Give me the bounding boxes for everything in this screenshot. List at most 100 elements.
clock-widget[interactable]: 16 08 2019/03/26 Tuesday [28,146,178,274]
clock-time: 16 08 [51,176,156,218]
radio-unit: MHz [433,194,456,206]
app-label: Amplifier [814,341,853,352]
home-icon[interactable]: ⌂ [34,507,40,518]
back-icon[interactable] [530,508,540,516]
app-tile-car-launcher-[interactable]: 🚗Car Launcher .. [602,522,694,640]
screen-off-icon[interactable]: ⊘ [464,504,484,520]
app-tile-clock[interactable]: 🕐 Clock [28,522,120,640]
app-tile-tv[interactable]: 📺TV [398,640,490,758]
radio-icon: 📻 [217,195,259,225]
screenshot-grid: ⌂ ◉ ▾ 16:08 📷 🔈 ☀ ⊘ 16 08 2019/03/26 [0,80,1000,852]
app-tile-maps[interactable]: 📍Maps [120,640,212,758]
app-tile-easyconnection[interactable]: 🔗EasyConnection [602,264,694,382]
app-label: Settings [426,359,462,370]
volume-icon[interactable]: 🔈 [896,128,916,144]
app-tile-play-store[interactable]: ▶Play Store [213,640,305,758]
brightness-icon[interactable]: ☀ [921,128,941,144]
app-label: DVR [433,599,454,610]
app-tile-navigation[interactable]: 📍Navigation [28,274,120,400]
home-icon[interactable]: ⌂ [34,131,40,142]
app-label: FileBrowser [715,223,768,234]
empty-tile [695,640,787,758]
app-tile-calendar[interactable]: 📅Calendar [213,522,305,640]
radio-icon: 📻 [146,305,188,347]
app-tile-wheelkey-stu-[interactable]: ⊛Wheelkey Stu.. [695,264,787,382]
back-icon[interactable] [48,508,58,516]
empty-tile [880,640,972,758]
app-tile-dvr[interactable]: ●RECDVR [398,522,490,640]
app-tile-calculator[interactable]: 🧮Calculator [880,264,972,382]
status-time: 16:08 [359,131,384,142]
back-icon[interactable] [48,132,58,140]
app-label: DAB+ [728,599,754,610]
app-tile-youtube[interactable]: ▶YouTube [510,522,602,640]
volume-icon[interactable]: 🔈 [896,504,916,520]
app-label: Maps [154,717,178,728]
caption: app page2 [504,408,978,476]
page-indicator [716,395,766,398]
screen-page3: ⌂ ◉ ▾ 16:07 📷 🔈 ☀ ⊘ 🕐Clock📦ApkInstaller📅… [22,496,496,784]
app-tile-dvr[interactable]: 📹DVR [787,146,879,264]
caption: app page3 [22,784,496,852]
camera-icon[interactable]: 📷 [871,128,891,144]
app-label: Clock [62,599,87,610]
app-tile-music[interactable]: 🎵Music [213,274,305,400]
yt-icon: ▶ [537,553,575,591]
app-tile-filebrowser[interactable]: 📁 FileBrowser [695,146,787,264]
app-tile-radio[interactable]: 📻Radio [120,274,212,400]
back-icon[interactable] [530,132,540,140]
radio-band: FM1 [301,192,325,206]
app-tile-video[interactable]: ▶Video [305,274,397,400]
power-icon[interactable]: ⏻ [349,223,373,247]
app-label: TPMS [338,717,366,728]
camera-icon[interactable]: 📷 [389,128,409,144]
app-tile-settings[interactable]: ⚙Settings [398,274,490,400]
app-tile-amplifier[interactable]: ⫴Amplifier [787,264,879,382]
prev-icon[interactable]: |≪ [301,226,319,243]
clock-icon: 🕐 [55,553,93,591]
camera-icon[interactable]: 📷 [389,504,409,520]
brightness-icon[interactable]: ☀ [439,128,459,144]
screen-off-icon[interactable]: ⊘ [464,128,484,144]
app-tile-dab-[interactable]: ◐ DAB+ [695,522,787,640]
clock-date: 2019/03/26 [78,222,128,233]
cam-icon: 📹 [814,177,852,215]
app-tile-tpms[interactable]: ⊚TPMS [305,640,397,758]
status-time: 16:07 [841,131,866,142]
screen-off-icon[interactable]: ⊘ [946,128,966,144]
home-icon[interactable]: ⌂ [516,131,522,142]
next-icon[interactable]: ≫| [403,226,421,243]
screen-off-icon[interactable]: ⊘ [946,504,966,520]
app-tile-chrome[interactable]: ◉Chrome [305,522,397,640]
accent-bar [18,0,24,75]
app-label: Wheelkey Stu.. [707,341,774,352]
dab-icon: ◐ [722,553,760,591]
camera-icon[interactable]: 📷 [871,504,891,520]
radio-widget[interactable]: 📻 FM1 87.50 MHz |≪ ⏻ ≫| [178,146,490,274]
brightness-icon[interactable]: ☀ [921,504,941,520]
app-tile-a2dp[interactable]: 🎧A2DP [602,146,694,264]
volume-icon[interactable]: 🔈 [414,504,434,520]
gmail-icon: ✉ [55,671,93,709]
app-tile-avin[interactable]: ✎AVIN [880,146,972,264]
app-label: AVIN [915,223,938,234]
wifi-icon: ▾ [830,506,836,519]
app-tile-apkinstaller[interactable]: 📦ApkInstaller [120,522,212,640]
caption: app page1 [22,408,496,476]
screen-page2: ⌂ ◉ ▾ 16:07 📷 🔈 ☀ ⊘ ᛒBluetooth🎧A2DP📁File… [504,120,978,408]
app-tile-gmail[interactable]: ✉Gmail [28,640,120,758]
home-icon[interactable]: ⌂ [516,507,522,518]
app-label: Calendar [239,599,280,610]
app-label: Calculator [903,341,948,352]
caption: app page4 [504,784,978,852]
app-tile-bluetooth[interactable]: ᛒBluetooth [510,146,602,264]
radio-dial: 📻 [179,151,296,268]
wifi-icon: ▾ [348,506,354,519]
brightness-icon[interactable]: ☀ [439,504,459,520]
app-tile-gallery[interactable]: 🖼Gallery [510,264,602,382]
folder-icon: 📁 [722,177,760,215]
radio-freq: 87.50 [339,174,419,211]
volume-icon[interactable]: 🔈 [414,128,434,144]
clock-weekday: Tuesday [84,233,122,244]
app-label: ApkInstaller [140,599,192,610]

- _Goal_:
Copy out every line of the records above with no changes at all.

- _Task answer_:
Give me the bounding boxes for everything in this screenshot. List at most 100 elements.
clock-widget[interactable]: 16 08 2019/03/26 Tuesday [28,146,178,274]
clock-time: 16 08 [51,176,156,218]
radio-unit: MHz [433,194,456,206]
app-label: Amplifier [814,341,853,352]
home-icon[interactable]: ⌂ [34,507,40,518]
back-icon[interactable] [530,508,540,516]
app-tile-car-launcher-[interactable]: 🚗Car Launcher .. [602,522,694,640]
screen-off-icon[interactable]: ⊘ [464,504,484,520]
app-tile-clock[interactable]: 🕐 Clock [28,522,120,640]
app-tile-tv[interactable]: 📺TV [398,640,490,758]
radio-icon: 📻 [217,195,259,225]
screenshot-grid: ⌂ ◉ ▾ 16:08 📷 🔈 ☀ ⊘ 16 08 2019/03/26 [0,80,1000,852]
app-tile-maps[interactable]: 📍Maps [120,640,212,758]
app-tile-easyconnection[interactable]: 🔗EasyConnection [602,264,694,382]
app-label: Settings [426,359,462,370]
volume-icon[interactable]: 🔈 [896,128,916,144]
app-tile-play-store[interactable]: ▶Play Store [213,640,305,758]
brightness-icon[interactable]: ☀ [921,128,941,144]
app-label: DVR [433,599,454,610]
app-tile-navigation[interactable]: 📍Navigation [28,274,120,400]
home-icon[interactable]: ⌂ [34,131,40,142]
app-label: FileBrowser [715,223,768,234]
empty-tile [695,640,787,758]
app-tile-calendar[interactable]: 📅Calendar [213,522,305,640]
radio-icon: 📻 [146,305,188,347]
app-tile-wheelkey-stu-[interactable]: ⊛Wheelkey Stu.. [695,264,787,382]
back-icon[interactable] [48,508,58,516]
empty-tile [880,640,972,758]
app-tile-dvr[interactable]: ●RECDVR [398,522,490,640]
app-tile-calculator[interactable]: 🧮Calculator [880,264,972,382]
status-time: 16:08 [359,131,384,142]
back-icon[interactable] [48,132,58,140]
app-label: DAB+ [728,599,754,610]
app-tile-youtube[interactable]: ▶YouTube [510,522,602,640]
volume-icon[interactable]: 🔈 [896,504,916,520]
app-label: Maps [154,717,178,728]
caption: app page2 [504,408,978,476]
page-indicator [716,395,766,398]
screen-page3: ⌂ ◉ ▾ 16:07 📷 🔈 ☀ ⊘ 🕐Clock📦ApkInstaller📅… [22,496,496,784]
app-tile-dvr[interactable]: 📹DVR [787,146,879,264]
caption: app page3 [22,784,496,852]
camera-icon[interactable]: 📷 [871,128,891,144]
app-label: Clock [62,599,87,610]
app-tile-music[interactable]: 🎵Music [213,274,305,400]
yt-icon: ▶ [537,553,575,591]
app-tile-filebrowser[interactable]: 📁 FileBrowser [695,146,787,264]
app-tile-radio[interactable]: 📻Radio [120,274,212,400]
back-icon[interactable] [530,132,540,140]
radio-band: FM1 [301,192,325,206]
app-tile-video[interactable]: ▶Video [305,274,397,400]
power-icon[interactable]: ⏻ [349,223,373,247]
app-label: TPMS [338,717,366,728]
camera-icon[interactable]: 📷 [389,128,409,144]
app-tile-settings[interactable]: ⚙Settings [398,274,490,400]
app-tile-amplifier[interactable]: ⫴Amplifier [787,264,879,382]
prev-icon[interactable]: |≪ [301,226,319,243]
clock-icon: 🕐 [55,553,93,591]
camera-icon[interactable]: 📷 [389,504,409,520]
brightness-icon[interactable]: ☀ [439,128,459,144]
screen-off-icon[interactable]: ⊘ [464,128,484,144]
app-tile-dab-[interactable]: ◐ DAB+ [695,522,787,640]
clock-date: 2019/03/26 [78,222,128,233]
cam-icon: 📹 [814,177,852,215]
app-tile-tpms[interactable]: ⊚TPMS [305,640,397,758]
status-time: 16:07 [841,131,866,142]
screen-off-icon[interactable]: ⊘ [946,128,966,144]
home-icon[interactable]: ⌂ [516,131,522,142]
next-icon[interactable]: ≫| [403,226,421,243]
screen-off-icon[interactable]: ⊘ [946,504,966,520]
app-tile-chrome[interactable]: ◉Chrome [305,522,397,640]
accent-bar [18,0,24,75]
app-label: Wheelkey Stu.. [707,341,774,352]
dab-icon: ◐ [722,553,760,591]
camera-icon[interactable]: 📷 [871,504,891,520]
radio-widget[interactable]: 📻 FM1 87.50 MHz |≪ ⏻ ≫| [178,146,490,274]
brightness-icon[interactable]: ☀ [921,504,941,520]
app-tile-a2dp[interactable]: 🎧A2DP [602,146,694,264]
volume-icon[interactable]: 🔈 [414,504,434,520]
gmail-icon: ✉ [55,671,93,709]
app-tile-avin[interactable]: ✎AVIN [880,146,972,264]
app-label: AVIN [915,223,938,234]
wifi-icon: ▾ [830,506,836,519]
app-tile-apkinstaller[interactable]: 📦ApkInstaller [120,522,212,640]
caption: app page1 [22,408,496,476]
screen-page2: ⌂ ◉ ▾ 16:07 📷 🔈 ☀ ⊘ ᛒBluetooth🎧A2DP📁File… [504,120,978,408]
app-tile-gmail[interactable]: ✉Gmail [28,640,120,758]
home-icon[interactable]: ⌂ [516,507,522,518]
app-label: Calendar [239,599,280,610]
app-label: Calculator [903,341,948,352]
caption: app page4 [504,784,978,852]
app-tile-bluetooth[interactable]: ᛒBluetooth [510,146,602,264]
radio-dial: 📻 [179,151,296,268]
wifi-icon: ▾ [348,506,354,519]
brightness-icon[interactable]: ☀ [439,504,459,520]
app-tile-gallery[interactable]: 🖼Gallery [510,264,602,382]
folder-icon: 📁 [722,177,760,215]
radio-freq: 87.50 [339,174,419,211]
volume-icon[interactable]: 🔈 [414,128,434,144]
clock-weekday: Tuesday [84,233,122,244]
app-label: ApkInstaller [140,599,192,610]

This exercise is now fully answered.